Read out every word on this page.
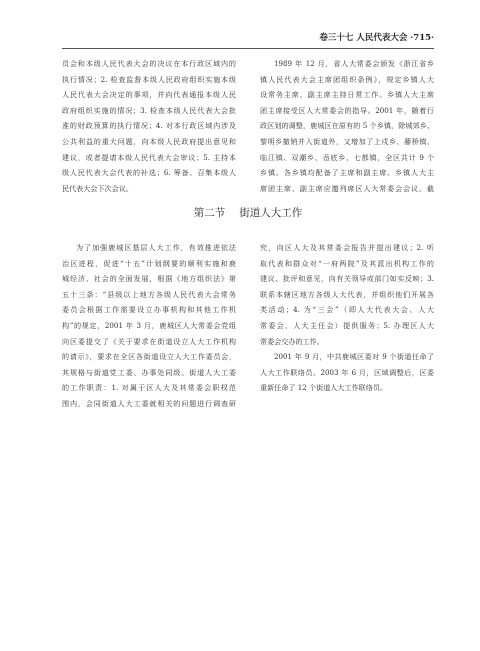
卷三十七 人民代表大会 ·715·
员会和本级人民代表大会的决议在本行政区域内的
执行情况；2. 检查监督本级人民政府组织实施本级
人民代表大会决定的事项，并向代表通报本级人民
政府组织实施的情况；3. 检查本级人民代表大会批
准的财政预算的执行情况；4. 对本行政区域内涉及
公共利益的重大问题，向本级人民政府提出意见和
建议，或者提请本级人民代表大会审议；5. 主持本
级人民代表大会代表的补选；6. 筹备、召集本级人
民代表大会下次会议。
1989 年 12 月，省人大常委会颁发《浙江省乡
镇人民代表大会主席团组织条例》，规定乡镇人大
设常务主席、副主席主持日常工作。乡镇人大主席
团主席接受区人大常委会的指导。2001 年，随着行
政区划的调整，鹿城区在原有的 5 个乡镇，除城郊乡、
黎明乡撤销并入街道外，又增加了上戍乡、藤桥镇、
临江镇、双潮乡、岙底乡、七都镇，全区共计 9 个
乡镇。各乡镇均配备了主席和副主席。乡镇人大主
席团主席、副主席应邀列席区人大常委会会议。截
第二节 街道人大工作
为了加强鹿城区基层人大工作，有效推进依法
治区进程，促进“十五”计划纲要的顺利实施和鹿
城经济、社会的全面发展，根据《地方组织法》第
五十三条：“县级以上地方各级人民代表大会常务
委员会根据工作需要设立办事机构和其他工作机
构”的规定，2001 年 3 月，鹿城区人大常委会党组
向区委提交了《关于要求在街道设立人大工作机构
的请示》，要求在全区各街道设立人大工作委员会，
其规格与街道党工委、办事处同级。街道人大工委
的工作职责：1. 对属于区人大及其常委会职权范
围内，会同街道人大工委就相关的问题进行调查研
究，向区人大及其常委会报告并提出建议；2. 听
取代表和群众对“一府两院”及其派出机构工作的
建议、批评和意见，向有关领导或部门如实反映；3.
联系本辖区地方各级人大代表，并组织他们开展各
类活动；4. 为“三会”（即人大代表大会、人大
常委会、人大主任会）提供服务；5. 办理区人大
常委会交办的工作。
2001 年 9 月，中共鹿城区委对 9 个街道任命了
人大工作联络员。2003 年 6 月，区域调整后，区委
重新任命了 12 个街道人大工作联络员。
-=-=-=-=-
• _EXERCISE DESCRIPTION_:
Without including the pictures, reproduce all entries exactly.

• _FULL SOLUTION_:
Read out every word on this page.
卷三十七 人民代表大会 ·715·
员会和本级人民代表大会的决议在本行政区域内的
执行情况；2. 检查监督本级人民政府组织实施本级
人民代表大会决定的事项，并向代表通报本级人民
政府组织实施的情况；3. 检查本级人民代表大会批
准的财政预算的执行情况；4. 对本行政区域内涉及
公共利益的重大问题，向本级人民政府提出意见和
建议，或者提请本级人民代表大会审议；5. 主持本
级人民代表大会代表的补选；6. 筹备、召集本级人
民代表大会下次会议。
1989 年 12 月，省人大常委会颁发《浙江省乡
镇人民代表大会主席团组织条例》，规定乡镇人大
设常务主席、副主席主持日常工作。乡镇人大主席
团主席接受区人大常委会的指导。2001 年，随着行
政区划的调整，鹿城区在原有的 5 个乡镇，除城郊乡、
黎明乡撤销并入街道外，又增加了上戍乡、藤桥镇、
临江镇、双潮乡、岙底乡、七都镇，全区共计 9 个
乡镇。各乡镇均配备了主席和副主席。乡镇人大主
席团主席、副主席应邀列席区人大常委会会议。截
第二节 街道人大工作
为了加强鹿城区基层人大工作，有效推进依法
治区进程，促进“十五”计划纲要的顺利实施和鹿
城经济、社会的全面发展，根据《地方组织法》第
五十三条：“县级以上地方各级人民代表大会常务
委员会根据工作需要设立办事机构和其他工作机
构”的规定，2001 年 3 月，鹿城区人大常委会党组
向区委提交了《关于要求在街道设立人大工作机构
的请示》，要求在全区各街道设立人大工作委员会，
其规格与街道党工委、办事处同级。街道人大工委
的工作职责：1. 对属于区人大及其常委会职权范
围内，会同街道人大工委就相关的问题进行调查研
究，向区人大及其常委会报告并提出建议；2. 听
取代表和群众对“一府两院”及其派出机构工作的
建议、批评和意见，向有关领导或部门如实反映；3.
联系本辖区地方各级人大代表，并组织他们开展各
类活动；4. 为“三会”（即人大代表大会、人大
常委会、人大主任会）提供服务；5. 办理区人大
常委会交办的工作。
2001 年 9 月，中共鹿城区委对 9 个街道任命了
人大工作联络员。2003 年 6 月，区域调整后，区委
重新任命了 12 个街道人大工作联络员。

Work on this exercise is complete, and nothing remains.